### Work to do
Give the number of lines holding the string "this", and nothing else.

═════ Material provided ═════

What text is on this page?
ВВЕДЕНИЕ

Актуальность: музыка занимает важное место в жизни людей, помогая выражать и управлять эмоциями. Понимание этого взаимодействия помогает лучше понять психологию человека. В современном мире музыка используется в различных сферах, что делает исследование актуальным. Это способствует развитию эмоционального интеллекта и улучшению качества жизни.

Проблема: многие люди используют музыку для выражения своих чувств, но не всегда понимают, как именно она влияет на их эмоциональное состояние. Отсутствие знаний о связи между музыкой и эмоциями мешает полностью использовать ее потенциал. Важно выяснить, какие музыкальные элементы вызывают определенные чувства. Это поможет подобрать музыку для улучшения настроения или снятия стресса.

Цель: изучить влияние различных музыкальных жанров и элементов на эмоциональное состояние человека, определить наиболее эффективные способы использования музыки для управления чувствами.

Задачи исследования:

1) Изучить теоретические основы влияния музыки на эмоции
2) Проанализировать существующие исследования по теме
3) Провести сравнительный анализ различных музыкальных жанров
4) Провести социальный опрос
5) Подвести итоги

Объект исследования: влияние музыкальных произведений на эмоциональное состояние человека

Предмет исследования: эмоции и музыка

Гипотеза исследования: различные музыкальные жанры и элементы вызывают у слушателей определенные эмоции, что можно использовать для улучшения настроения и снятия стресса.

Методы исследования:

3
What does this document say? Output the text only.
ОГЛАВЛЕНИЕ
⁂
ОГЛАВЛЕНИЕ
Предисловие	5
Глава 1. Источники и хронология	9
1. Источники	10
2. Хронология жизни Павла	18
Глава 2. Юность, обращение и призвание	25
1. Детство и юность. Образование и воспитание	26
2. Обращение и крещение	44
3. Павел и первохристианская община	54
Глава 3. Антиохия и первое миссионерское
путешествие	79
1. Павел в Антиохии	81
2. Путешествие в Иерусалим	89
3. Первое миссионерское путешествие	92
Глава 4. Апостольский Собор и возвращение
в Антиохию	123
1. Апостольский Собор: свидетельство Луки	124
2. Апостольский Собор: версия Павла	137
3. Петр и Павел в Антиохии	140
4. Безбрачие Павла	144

═════

### Full answer
2